## Problem requirements
Copy out the data, line for line, running from the line that contains "Point [375,643,398,657]" down to the line that contains "Point [904,442,927,456]", with both of those lines included.

## Records for processing

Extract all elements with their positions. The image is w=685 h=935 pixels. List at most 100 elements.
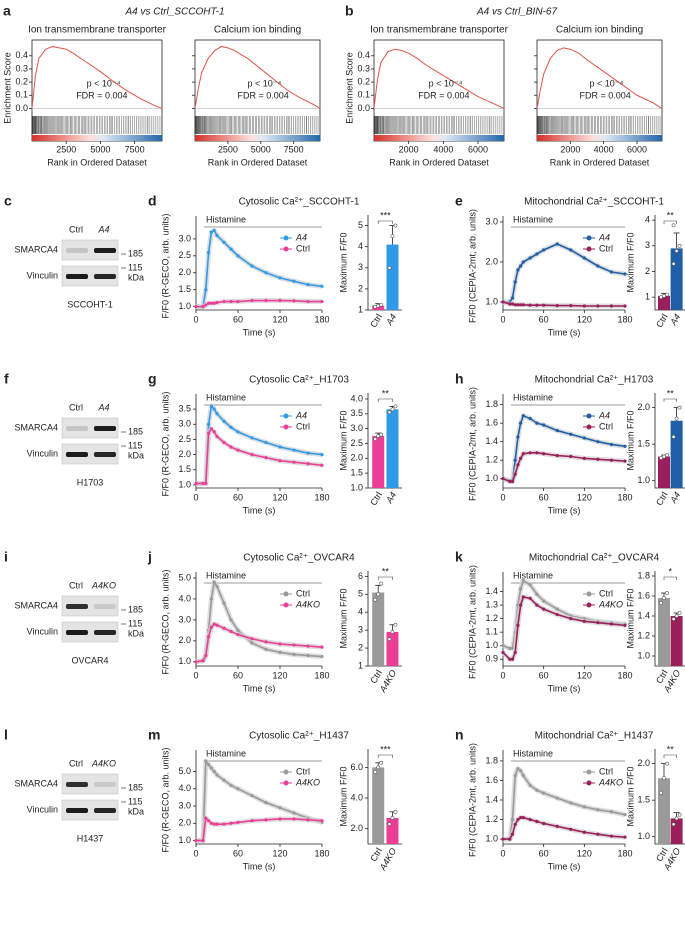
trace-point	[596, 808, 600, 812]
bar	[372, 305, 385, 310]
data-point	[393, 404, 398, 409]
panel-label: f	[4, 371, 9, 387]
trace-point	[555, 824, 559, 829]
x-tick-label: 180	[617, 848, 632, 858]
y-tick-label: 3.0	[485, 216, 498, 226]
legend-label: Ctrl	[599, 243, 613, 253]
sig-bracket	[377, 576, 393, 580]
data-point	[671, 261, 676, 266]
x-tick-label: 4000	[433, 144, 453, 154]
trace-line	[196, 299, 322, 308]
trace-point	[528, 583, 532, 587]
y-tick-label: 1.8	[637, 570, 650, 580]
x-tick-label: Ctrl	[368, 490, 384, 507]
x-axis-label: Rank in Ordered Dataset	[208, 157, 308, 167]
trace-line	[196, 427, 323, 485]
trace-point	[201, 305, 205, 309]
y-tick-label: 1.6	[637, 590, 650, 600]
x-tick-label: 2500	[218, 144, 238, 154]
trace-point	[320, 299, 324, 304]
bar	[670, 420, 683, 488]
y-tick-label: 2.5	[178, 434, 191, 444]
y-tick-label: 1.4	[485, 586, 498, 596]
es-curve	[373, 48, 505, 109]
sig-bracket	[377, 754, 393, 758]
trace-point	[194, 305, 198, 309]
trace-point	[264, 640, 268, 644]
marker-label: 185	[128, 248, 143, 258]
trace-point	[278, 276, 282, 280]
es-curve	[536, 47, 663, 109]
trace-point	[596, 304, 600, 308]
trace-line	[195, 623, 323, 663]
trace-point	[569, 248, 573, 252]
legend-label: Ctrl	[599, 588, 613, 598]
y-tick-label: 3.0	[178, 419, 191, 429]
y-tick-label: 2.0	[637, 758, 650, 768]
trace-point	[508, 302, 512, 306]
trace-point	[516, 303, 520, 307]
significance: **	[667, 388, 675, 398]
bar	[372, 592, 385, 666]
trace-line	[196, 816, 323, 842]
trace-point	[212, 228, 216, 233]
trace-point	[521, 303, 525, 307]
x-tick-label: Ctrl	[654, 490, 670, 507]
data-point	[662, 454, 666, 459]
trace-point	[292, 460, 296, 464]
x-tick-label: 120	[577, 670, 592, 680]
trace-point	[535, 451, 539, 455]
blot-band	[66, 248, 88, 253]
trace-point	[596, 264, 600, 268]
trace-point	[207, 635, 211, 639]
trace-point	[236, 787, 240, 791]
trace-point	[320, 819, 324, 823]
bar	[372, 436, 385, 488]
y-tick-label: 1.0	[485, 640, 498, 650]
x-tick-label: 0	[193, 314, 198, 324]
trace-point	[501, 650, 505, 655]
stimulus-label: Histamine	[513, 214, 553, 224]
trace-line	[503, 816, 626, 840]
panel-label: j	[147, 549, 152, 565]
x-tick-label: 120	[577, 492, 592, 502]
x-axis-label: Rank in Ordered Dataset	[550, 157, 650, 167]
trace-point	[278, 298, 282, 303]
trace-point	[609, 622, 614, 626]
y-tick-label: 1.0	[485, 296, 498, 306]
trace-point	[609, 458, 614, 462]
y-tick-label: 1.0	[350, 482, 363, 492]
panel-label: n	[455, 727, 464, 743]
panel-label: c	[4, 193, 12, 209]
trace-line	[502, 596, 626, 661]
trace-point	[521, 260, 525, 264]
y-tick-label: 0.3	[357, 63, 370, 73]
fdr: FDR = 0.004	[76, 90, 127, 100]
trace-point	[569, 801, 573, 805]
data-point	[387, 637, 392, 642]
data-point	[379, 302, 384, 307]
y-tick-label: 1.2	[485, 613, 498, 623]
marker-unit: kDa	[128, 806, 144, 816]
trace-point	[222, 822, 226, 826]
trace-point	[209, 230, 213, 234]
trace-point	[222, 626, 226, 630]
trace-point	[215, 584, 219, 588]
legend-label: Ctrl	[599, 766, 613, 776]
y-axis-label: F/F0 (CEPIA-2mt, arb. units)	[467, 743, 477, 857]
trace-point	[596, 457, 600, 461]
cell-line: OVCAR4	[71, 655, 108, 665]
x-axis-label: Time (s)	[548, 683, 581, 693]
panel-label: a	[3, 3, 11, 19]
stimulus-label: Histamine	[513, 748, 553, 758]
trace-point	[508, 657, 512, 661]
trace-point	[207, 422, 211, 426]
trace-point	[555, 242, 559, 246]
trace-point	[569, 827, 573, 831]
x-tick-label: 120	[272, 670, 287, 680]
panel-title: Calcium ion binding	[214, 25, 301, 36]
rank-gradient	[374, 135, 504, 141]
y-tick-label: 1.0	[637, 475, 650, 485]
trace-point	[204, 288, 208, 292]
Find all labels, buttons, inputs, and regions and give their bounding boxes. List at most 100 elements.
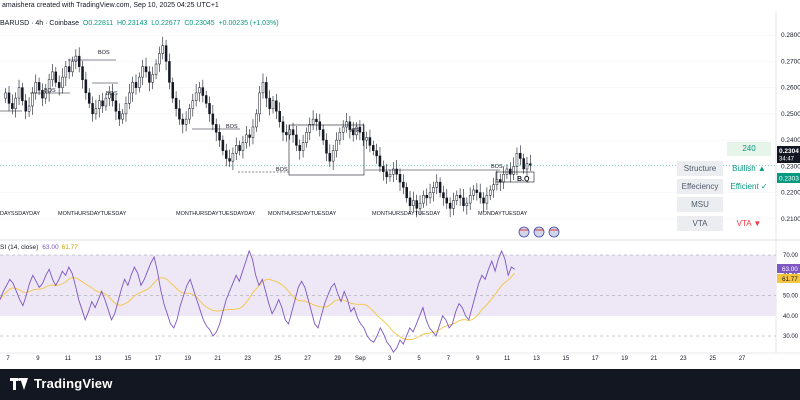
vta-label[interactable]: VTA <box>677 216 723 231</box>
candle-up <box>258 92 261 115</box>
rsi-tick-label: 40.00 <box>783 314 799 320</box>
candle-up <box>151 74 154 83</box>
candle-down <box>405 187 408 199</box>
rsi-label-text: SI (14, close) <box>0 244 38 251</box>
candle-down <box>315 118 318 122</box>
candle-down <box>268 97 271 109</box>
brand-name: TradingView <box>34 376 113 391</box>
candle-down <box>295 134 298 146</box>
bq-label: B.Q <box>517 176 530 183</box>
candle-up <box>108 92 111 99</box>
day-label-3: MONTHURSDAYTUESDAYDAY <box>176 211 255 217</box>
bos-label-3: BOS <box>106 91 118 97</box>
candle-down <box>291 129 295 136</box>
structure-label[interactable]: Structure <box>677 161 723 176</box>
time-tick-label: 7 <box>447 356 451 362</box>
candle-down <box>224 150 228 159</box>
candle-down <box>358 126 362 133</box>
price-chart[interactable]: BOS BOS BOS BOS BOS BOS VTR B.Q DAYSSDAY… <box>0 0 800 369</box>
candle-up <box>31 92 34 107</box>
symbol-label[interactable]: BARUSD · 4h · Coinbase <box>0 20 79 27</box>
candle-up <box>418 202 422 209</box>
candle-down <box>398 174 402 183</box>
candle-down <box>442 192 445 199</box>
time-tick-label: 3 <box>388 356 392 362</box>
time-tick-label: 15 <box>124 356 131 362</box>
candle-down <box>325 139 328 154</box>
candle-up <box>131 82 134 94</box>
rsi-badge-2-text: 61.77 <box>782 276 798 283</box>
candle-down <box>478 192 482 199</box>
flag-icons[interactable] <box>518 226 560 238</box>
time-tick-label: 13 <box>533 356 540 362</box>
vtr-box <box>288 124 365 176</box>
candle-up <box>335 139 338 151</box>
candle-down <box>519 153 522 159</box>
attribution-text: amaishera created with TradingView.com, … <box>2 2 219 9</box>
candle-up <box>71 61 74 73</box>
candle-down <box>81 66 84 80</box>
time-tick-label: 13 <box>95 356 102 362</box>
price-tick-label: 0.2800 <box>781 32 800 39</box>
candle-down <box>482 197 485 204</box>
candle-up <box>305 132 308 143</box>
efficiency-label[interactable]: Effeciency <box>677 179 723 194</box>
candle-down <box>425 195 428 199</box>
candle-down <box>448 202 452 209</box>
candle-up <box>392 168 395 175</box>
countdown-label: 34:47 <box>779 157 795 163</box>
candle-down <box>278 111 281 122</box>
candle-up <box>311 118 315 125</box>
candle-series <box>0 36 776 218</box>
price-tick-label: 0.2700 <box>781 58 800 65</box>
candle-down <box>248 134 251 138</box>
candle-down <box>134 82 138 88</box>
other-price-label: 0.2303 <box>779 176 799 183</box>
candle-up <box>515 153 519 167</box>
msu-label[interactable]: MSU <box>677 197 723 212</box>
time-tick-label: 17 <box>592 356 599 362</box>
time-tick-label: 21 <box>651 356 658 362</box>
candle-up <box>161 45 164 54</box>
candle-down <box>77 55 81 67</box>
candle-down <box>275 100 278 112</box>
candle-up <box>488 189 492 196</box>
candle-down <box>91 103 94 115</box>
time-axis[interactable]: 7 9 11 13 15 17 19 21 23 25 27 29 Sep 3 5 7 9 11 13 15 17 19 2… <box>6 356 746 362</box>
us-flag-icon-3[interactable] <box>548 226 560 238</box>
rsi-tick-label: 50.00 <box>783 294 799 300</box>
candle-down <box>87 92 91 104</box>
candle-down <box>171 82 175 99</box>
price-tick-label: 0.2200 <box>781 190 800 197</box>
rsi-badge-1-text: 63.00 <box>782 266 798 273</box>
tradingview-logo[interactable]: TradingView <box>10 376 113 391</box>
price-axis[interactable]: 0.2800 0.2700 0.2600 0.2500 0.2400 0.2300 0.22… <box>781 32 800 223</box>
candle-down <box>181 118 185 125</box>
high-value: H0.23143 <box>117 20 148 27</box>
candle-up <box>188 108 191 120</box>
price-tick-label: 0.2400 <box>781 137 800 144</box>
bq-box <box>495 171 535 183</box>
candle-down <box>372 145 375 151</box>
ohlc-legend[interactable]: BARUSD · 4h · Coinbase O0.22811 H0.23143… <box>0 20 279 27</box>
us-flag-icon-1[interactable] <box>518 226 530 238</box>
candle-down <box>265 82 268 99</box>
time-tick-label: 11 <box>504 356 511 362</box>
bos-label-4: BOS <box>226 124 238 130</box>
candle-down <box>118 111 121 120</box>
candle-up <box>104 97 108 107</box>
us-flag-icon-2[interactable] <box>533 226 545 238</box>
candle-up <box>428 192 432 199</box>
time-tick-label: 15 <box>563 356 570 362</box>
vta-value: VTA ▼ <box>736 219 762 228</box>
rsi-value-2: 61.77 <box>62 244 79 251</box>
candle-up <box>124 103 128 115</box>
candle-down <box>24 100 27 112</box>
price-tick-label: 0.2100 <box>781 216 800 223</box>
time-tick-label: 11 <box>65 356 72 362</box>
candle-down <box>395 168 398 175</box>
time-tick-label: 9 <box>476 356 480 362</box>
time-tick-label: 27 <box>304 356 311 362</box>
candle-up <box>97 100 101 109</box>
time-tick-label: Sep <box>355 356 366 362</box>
* * *
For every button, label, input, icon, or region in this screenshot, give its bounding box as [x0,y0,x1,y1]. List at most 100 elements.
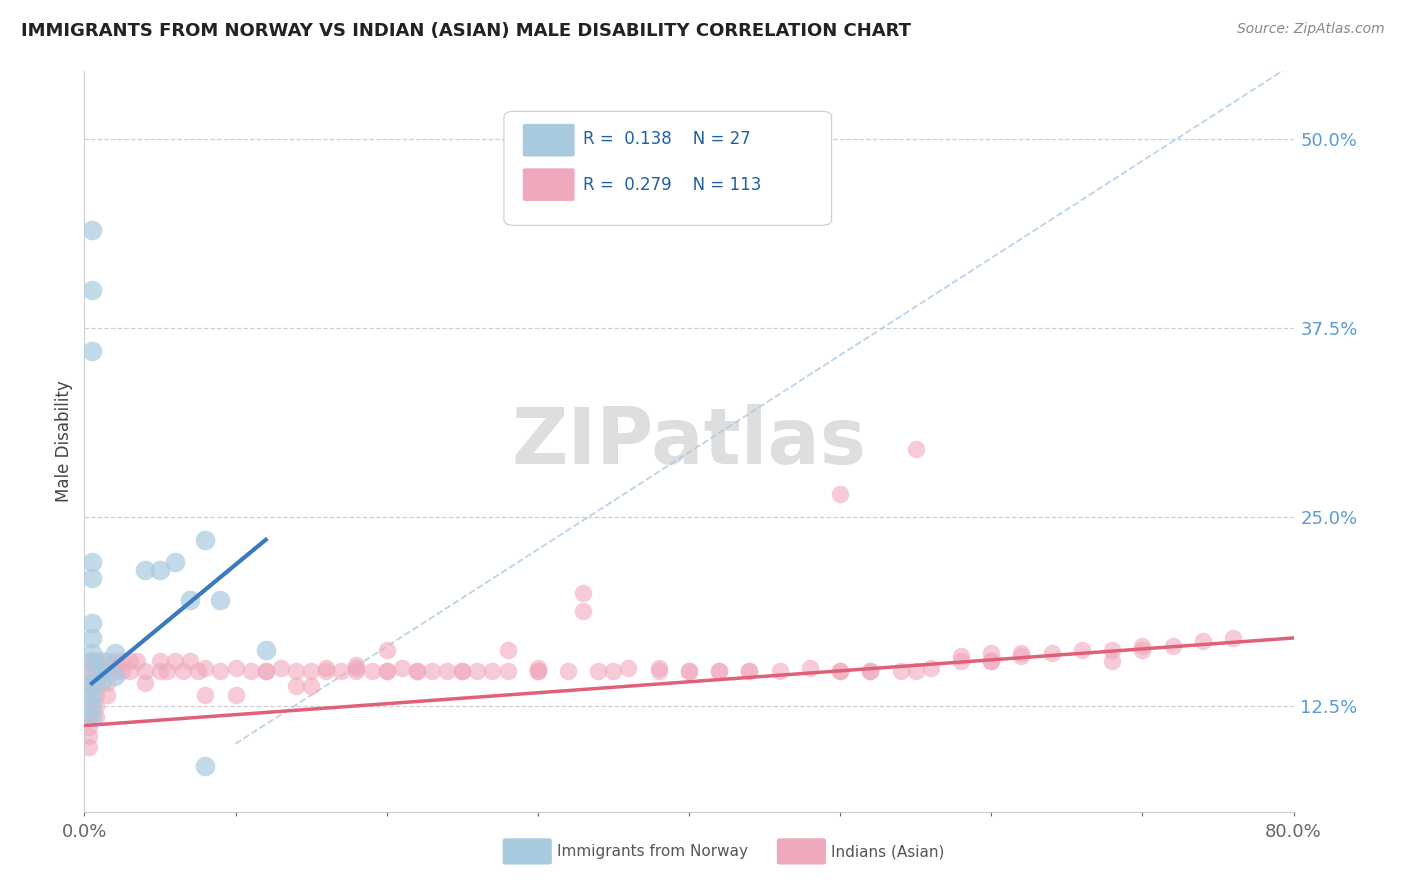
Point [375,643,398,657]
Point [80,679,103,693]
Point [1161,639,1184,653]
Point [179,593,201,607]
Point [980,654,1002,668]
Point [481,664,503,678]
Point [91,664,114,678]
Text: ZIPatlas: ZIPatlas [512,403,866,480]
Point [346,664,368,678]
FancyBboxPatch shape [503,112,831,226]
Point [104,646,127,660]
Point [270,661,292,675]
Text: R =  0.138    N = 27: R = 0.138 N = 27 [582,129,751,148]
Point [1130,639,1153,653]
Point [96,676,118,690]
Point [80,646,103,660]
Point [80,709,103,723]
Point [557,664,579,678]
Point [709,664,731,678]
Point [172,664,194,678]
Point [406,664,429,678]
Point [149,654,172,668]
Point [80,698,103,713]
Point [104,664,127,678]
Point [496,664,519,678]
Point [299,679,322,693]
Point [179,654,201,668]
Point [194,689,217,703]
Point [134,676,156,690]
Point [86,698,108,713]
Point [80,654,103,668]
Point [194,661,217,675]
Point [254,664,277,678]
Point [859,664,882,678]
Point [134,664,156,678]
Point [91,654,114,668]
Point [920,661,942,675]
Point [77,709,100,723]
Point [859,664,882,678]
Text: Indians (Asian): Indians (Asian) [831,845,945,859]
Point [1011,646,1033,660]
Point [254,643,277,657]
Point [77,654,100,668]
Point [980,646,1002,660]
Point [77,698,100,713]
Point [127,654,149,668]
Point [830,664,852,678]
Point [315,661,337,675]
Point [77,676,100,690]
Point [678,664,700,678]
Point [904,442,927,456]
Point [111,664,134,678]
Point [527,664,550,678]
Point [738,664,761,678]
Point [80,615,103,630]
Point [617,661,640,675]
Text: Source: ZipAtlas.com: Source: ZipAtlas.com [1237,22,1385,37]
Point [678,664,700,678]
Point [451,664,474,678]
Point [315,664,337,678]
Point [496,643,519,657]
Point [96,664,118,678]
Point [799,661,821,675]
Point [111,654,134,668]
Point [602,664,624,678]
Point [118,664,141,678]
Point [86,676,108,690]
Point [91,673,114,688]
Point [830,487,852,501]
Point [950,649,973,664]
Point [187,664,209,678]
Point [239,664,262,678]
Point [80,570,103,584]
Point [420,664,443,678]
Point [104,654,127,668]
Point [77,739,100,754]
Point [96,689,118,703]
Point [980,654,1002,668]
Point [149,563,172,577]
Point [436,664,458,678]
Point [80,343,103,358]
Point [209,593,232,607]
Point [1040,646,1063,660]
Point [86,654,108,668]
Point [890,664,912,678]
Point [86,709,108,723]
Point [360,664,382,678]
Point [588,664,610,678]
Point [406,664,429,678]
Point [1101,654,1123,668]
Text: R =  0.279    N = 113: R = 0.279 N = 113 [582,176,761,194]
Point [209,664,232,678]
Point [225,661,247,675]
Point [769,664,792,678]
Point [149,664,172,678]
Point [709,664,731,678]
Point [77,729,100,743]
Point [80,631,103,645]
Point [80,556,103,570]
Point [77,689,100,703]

## Result of this task
Point [375,643,398,657]
Point [80,679,103,693]
Point [1161,639,1184,653]
Point [179,593,201,607]
Point [980,654,1002,668]
Point [481,664,503,678]
Point [91,664,114,678]
Text: ZIPatlas: ZIPatlas [512,403,866,480]
Point [346,664,368,678]
FancyBboxPatch shape [503,112,831,226]
Point [104,646,127,660]
Point [270,661,292,675]
Text: R =  0.138    N = 27: R = 0.138 N = 27 [582,129,751,148]
Point [1130,639,1153,653]
Point [96,676,118,690]
Point [80,646,103,660]
Point [80,709,103,723]
Point [557,664,579,678]
Point [709,664,731,678]
Point [172,664,194,678]
Point [406,664,429,678]
Point [149,654,172,668]
Point [80,698,103,713]
Point [104,664,127,678]
Point [496,664,519,678]
Point [299,679,322,693]
Point [179,654,201,668]
Point [194,689,217,703]
Point [134,676,156,690]
Point [86,698,108,713]
Point [80,654,103,668]
Point [194,661,217,675]
Point [254,664,277,678]
Point [859,664,882,678]
Point [134,664,156,678]
Point [91,654,114,668]
Point [920,661,942,675]
Point [77,709,100,723]
Point [859,664,882,678]
Text: Indians (Asian): Indians (Asian) [831,845,945,859]
Point [1011,646,1033,660]
Point [254,643,277,657]
Point [77,654,100,668]
Point [980,646,1002,660]
Point [77,698,100,713]
Point [127,654,149,668]
Point [830,664,852,678]
Point [315,661,337,675]
Point [77,676,100,690]
Point [678,664,700,678]
Point [904,442,927,456]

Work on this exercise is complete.